**Given entries:**
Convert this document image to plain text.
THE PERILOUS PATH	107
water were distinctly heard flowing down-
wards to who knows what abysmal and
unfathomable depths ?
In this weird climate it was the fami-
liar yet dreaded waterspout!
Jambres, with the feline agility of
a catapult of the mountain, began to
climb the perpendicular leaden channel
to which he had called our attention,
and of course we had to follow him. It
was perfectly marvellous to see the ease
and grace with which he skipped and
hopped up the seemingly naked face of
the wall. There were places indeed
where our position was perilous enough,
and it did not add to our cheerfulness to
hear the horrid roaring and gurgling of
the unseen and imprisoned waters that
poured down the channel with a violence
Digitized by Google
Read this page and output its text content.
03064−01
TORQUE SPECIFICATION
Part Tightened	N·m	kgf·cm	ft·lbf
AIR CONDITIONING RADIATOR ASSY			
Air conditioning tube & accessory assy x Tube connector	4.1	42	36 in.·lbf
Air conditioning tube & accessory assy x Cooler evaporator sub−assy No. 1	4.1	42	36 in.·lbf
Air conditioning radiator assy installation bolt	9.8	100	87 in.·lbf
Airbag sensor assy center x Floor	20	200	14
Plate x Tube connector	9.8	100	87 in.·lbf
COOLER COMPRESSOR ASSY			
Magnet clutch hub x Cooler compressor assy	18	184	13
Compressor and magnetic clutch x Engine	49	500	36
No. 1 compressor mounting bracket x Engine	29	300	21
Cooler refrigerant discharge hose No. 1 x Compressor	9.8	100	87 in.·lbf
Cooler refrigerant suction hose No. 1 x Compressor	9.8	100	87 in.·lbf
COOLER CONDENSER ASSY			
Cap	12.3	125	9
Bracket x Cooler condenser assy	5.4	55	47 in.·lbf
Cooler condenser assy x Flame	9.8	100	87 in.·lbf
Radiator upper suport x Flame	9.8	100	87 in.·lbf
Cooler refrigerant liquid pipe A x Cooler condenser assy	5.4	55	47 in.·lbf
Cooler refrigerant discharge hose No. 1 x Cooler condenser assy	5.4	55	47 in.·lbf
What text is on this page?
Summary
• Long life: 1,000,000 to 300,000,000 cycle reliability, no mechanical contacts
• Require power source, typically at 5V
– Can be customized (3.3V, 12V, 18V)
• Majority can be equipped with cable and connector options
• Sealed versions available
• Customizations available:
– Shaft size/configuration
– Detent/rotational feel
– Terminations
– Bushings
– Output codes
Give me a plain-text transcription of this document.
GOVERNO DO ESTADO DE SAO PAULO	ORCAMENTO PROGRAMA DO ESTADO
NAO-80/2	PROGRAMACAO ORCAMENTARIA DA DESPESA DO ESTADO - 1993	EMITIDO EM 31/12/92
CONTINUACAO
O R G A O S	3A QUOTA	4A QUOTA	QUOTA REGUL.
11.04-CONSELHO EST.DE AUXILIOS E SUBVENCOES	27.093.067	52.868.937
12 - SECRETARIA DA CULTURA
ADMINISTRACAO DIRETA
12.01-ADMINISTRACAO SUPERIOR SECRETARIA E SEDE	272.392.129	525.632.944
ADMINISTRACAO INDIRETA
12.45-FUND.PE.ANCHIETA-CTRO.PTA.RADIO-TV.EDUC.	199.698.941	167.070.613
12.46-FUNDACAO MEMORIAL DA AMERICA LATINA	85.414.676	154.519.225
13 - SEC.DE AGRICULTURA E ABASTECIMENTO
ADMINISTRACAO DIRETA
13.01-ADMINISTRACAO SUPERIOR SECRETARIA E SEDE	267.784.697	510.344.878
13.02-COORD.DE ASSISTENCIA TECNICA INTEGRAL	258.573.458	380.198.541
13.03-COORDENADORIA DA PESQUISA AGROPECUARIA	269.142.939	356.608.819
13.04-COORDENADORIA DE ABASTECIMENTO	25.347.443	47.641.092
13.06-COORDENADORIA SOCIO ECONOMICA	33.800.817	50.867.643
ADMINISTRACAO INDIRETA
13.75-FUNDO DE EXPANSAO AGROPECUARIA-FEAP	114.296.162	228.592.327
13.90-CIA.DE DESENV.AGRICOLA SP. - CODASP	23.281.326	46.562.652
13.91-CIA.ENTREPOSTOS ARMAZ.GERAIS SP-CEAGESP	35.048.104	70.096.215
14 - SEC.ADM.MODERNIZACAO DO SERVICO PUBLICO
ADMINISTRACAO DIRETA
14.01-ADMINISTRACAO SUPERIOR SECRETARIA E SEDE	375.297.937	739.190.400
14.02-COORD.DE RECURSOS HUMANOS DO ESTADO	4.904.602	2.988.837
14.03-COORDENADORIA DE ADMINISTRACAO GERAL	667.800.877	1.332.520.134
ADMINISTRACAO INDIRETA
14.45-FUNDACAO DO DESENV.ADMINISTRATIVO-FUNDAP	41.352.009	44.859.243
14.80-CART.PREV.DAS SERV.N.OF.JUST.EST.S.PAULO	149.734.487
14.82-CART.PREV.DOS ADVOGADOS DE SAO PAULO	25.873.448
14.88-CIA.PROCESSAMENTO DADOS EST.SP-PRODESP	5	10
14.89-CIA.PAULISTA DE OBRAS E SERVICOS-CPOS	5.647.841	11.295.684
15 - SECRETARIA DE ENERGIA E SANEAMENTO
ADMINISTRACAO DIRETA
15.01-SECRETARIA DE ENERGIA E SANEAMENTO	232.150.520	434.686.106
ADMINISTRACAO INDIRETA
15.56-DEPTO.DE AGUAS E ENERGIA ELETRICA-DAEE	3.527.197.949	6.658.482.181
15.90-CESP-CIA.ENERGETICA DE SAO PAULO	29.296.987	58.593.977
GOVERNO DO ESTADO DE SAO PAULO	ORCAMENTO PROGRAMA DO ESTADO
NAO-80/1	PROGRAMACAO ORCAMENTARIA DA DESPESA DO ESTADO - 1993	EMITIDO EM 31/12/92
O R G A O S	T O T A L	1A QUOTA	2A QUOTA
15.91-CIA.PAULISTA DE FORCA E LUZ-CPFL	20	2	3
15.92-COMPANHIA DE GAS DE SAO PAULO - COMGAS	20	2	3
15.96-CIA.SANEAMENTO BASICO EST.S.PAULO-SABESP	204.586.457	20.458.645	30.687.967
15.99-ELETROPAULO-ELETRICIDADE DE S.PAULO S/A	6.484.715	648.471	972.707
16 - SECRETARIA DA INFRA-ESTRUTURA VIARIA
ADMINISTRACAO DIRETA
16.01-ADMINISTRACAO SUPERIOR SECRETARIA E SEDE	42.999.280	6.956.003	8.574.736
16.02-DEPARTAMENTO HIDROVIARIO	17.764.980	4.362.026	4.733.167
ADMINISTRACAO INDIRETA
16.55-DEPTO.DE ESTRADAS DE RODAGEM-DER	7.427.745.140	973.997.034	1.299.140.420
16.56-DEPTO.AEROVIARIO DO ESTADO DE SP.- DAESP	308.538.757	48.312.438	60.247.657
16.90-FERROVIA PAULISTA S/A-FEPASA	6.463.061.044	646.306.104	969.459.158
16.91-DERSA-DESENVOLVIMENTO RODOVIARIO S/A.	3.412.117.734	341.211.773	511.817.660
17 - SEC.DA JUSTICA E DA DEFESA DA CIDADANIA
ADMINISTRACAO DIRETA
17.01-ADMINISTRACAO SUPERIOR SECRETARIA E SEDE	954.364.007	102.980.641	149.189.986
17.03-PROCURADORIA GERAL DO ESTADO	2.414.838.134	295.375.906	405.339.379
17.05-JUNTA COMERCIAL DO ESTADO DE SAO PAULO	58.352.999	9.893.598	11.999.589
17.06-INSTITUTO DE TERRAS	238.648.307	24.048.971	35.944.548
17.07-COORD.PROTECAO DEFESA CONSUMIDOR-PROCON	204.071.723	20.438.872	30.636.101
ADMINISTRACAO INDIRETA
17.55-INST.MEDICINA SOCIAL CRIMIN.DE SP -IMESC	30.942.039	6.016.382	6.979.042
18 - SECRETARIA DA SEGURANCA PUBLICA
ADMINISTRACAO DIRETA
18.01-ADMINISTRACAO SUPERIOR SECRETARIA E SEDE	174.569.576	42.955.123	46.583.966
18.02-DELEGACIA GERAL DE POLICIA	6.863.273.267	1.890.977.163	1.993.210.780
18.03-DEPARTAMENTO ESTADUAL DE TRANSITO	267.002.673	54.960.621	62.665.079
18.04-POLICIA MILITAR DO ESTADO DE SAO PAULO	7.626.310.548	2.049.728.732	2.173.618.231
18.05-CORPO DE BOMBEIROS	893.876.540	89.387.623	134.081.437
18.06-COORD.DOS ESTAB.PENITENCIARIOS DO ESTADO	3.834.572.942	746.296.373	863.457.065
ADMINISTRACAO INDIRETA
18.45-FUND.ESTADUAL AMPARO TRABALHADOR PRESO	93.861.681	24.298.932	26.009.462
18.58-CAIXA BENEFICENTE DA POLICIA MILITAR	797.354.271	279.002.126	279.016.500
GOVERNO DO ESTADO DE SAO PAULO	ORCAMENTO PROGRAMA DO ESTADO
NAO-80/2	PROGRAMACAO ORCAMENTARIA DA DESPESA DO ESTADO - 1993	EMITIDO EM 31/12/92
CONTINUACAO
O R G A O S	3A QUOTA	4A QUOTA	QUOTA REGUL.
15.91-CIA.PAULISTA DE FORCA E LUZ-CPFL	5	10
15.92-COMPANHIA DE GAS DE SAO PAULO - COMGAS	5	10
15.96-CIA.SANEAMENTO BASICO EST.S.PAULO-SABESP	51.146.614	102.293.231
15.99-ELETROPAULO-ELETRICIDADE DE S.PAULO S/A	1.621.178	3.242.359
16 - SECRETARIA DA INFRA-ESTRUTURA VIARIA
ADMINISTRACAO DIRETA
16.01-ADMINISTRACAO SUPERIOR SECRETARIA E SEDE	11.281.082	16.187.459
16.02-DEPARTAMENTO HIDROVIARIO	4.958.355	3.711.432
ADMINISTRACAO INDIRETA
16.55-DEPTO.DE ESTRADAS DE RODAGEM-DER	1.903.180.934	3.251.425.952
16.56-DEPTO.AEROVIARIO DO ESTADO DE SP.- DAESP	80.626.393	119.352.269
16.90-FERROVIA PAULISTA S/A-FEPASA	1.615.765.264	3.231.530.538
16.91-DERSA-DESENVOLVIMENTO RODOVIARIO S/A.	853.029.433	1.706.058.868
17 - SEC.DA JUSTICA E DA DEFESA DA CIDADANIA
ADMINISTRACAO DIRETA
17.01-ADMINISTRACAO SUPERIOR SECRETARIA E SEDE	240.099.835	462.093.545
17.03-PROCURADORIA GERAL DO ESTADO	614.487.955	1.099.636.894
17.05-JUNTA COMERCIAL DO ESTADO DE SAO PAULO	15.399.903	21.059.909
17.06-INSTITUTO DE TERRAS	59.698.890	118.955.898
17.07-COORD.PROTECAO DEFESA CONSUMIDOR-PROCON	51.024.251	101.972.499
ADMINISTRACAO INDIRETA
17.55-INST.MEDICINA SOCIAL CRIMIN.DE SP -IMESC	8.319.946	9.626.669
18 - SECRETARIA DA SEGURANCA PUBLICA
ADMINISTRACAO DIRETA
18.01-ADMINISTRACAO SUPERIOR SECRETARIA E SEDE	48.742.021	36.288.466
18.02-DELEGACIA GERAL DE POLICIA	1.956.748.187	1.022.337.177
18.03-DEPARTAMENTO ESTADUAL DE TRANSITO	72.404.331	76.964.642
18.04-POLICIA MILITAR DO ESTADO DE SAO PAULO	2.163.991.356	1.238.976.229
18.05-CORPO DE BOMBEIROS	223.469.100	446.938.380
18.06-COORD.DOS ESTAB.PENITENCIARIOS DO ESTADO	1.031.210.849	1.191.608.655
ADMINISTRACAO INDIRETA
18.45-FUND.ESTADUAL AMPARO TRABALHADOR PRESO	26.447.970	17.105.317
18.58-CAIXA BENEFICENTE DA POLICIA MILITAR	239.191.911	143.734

**Task description:**
Identify every line above with the string "document" in it. Copy those lines.

**Final result:**
Convert this document image to plain text.
Give me a plain-text transcription of this document.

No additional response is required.